### Data listing
----------------

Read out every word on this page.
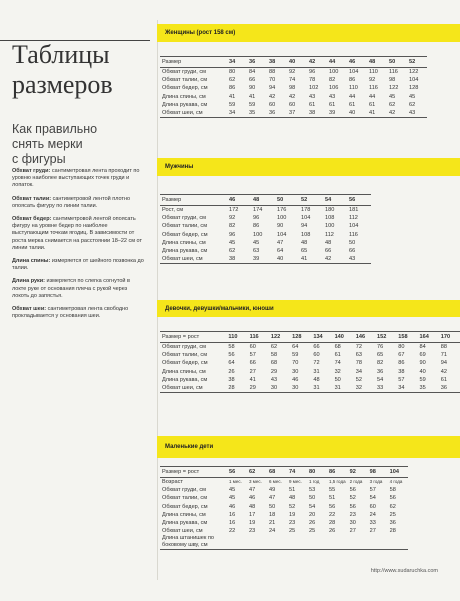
Таблицы
размеров
Как правильно
снять мерки
с фигуры

Обхват груди: сантиметровая лента проходит по уровню наиболее выступающих точек груди и лопаток.

Обхват талии: сантиметровой лентой плотно опоясать фигуру по линии талии.

Обхват бедер: сантиметровой лентой опоясать фигуру на уровне бедер по наиболее выступающим точкам ягодиц. В зависимости от роста мерка снимается на расстоянии 18–22 см от линии талии.

Длина спины: измеряется от шейного позвонка до талии.

Длина руки: измеряется по слегка согнутой в локте руке от основания плеча с рукой через локоть до запястья.

Обхват шеи: сантиметровая лента свободно прокладывается у основания шеи.

Женщины (рост 158 см)
Размер	34	36	38	40	42	44	46	48	50	52
Обхват груди, см	80	84	88	92	96	100	104	110	116	122
Обхват талии, см	62	66	70	74	78	82	86	92	98	104
Обхват бедер, см	86	90	94	98	102	106	110	116	122	128
Длина спины, см	41	41	42	42	43	43	44	44	45	45
Длина рукава, см	59	59	60	60	61	61	61	61	62	62
Обхват шеи, см	34	35	36	37	38	39	40	41	42	43
Мужчины
Размер	46	48	50	52	54	56
Рост, см	172	174	176	178	180	181
Обхват груди, см	92	96	100	104	108	112
Обхват талии, см	82	86	90	94	100	104
Обхват бедер, см	96	100	104	108	112	116
Длина спины, см	45	45	47	48	48	50
Длина рукава, см	62	63	64	65	66	66
Обхват шеи, см	38	39	40	41	42	43
Девочки, девушки/мальчики, юноши
Размер = рост	110	116	122	128	134	140	146	152	158	164	170
Обхват груди, см	58	60	62	64	66	68	72	76	80	84	88
Обхват талии, см	56	57	58	59	60	61	63	65	67	69	71
Обхват бедер, см	64	66	68	70	72	74	78	82	86	90	94
Длина спины, см	26	27	29	30	31	32	34	36	38	40	42
Длина рукава, см	38	41	43	46	48	50	52	54	57	59	61
Обхват шеи, см	28	29	30	30	31	31	32	33	34	35	36
Маленькие дети
Размер = рост	56	62	68	74	80	86	92	98	104
Возраст	1 мес.	3 мес.	6 мес.	9 мес.	1 год	1,5 года	2 года	3 года	4 года
Обхват груди, см	45	47	49	51	53	55	56	57	58
Обхват талии, см	45	46	47	48	50	51	52	54	56
Обхват бедер, см	46	48	50	52	54	56	56	60	62
Длина спины, см	16	17	18	19	20	22	23	24	25
Длина рукава, см	16	19	21	23	26	28	30	33	36
Обхват шеи, см	22	23	24	25	25	26	27	27	28
Длина штанишек по боковому шву, см									
http://www.sudaruchka.com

----------------

Reproduce each line of the records exactly, and omit every picture.

### Problem solution
Read out every word on this page.
Таблицы
размеров
Как правильно
снять мерки
с фигуры

Обхват груди: сантиметровая лента проходит по уровню наиболее выступающих точек груди и лопаток.

Обхват талии: сантиметровой лентой плотно опоясать фигуру по линии талии.

Обхват бедер: сантиметровой лентой опоясать фигуру на уровне бедер по наиболее выступающим точкам ягодиц. В зависимости от роста мерка снимается на расстоянии 18–22 см от линии талии.

Длина спины: измеряется от шейного позвонка до талии.

Длина руки: измеряется по слегка согнутой в локте руке от основания плеча с рукой через локоть до запястья.

Обхват шеи: сантиметровая лента свободно прокладывается у основания шеи.

Женщины (рост 158 см)
Размер	34	36	38	40	42	44	46	48	50	52
Обхват груди, см	80	84	88	92	96	100	104	110	116	122
Обхват талии, см	62	66	70	74	78	82	86	92	98	104
Обхват бедер, см	86	90	94	98	102	106	110	116	122	128
Длина спины, см	41	41	42	42	43	43	44	44	45	45
Длина рукава, см	59	59	60	60	61	61	61	61	62	62
Обхват шеи, см	34	35	36	37	38	39	40	41	42	43
Мужчины
Размер	46	48	50	52	54	56
Рост, см	172	174	176	178	180	181
Обхват груди, см	92	96	100	104	108	112
Обхват талии, см	82	86	90	94	100	104
Обхват бедер, см	96	100	104	108	112	116
Длина спины, см	45	45	47	48	48	50
Длина рукава, см	62	63	64	65	66	66
Обхват шеи, см	38	39	40	41	42	43
Девочки, девушки/мальчики, юноши
Размер = рост	110	116	122	128	134	140	146	152	158	164	170
Обхват груди, см	58	60	62	64	66	68	72	76	80	84	88
Обхват талии, см	56	57	58	59	60	61	63	65	67	69	71
Обхват бедер, см	64	66	68	70	72	74	78	82	86	90	94
Длина спины, см	26	27	29	30	31	32	34	36	38	40	42
Длина рукава, см	38	41	43	46	48	50	52	54	57	59	61
Обхват шеи, см	28	29	30	30	31	31	32	33	34	35	36
Маленькие дети
Размер = рост	56	62	68	74	80	86	92	98	104
Возраст	1 мес.	3 мес.	6 мес.	9 мес.	1 год	1,5 года	2 года	3 года	4 года
Обхват груди, см	45	47	49	51	53	55	56	57	58
Обхват талии, см	45	46	47	48	50	51	52	54	56
Обхват бедер, см	46	48	50	52	54	56	56	60	62
Длина спины, см	16	17	18	19	20	22	23	24	25
Длина рукава, см	16	19	21	23	26	28	30	33	36
Обхват шеи, см	22	23	24	25	25	26	27	27	28
Длина штанишек по боковому шву, см									
http://www.sudaruchka.com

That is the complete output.